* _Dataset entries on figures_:
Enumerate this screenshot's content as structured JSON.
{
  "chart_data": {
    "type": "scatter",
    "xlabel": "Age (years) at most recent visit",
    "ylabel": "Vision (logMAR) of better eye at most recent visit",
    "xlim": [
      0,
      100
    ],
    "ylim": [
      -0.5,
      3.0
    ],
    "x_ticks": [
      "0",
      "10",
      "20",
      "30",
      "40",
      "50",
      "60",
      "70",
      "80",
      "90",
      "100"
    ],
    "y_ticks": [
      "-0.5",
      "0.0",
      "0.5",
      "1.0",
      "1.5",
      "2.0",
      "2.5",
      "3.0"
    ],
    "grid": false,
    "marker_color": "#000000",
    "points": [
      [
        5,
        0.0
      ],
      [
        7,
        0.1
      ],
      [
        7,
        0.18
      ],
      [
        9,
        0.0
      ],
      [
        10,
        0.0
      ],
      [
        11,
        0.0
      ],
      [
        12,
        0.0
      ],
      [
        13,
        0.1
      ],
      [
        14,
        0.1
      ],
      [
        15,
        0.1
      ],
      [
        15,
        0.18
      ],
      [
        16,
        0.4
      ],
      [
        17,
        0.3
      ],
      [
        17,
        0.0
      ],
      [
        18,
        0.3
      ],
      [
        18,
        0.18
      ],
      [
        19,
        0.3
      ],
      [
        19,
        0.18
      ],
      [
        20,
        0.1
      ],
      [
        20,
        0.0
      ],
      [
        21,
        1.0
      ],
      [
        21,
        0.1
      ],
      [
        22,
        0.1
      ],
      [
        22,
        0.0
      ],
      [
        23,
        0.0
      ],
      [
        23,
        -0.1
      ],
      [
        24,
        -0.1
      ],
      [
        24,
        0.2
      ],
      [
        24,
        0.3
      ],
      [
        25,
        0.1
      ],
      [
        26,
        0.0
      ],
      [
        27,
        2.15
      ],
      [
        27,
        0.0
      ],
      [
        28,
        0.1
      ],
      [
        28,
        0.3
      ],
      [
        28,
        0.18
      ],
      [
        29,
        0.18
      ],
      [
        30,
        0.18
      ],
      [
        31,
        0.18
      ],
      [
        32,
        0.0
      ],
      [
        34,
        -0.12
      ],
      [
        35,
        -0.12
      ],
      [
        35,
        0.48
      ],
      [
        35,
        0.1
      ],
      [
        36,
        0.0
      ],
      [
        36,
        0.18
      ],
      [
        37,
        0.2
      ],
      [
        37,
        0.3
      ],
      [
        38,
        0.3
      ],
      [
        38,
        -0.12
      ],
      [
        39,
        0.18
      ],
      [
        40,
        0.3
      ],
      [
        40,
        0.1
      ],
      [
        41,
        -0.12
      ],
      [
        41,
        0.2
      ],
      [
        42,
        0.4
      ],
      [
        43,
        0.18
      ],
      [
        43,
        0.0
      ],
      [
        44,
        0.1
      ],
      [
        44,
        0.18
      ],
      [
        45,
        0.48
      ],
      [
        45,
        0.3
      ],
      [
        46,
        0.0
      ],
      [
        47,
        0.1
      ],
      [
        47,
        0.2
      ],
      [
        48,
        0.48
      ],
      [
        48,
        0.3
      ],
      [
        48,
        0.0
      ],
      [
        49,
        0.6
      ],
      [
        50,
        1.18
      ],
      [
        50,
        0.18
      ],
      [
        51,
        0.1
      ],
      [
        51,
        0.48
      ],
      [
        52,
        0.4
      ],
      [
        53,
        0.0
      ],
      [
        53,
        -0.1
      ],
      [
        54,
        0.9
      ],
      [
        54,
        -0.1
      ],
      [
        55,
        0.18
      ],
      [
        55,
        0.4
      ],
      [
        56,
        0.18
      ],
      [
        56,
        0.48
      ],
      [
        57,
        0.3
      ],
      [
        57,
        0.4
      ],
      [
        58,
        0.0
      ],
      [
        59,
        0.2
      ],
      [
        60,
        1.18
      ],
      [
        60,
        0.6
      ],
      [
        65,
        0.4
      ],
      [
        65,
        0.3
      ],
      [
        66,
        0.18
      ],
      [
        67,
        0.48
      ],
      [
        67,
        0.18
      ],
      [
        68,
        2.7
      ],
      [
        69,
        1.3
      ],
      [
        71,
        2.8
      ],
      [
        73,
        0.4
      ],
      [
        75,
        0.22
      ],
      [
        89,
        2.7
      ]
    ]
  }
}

* _TASK DIRECTIONS_: List each line holding the string "most".

* _IN RESPONSE_:
    "xlabel": "Age (years) at most recent visit",
    "ylabel": "Vision (logMAR) of better eye at most recent visit",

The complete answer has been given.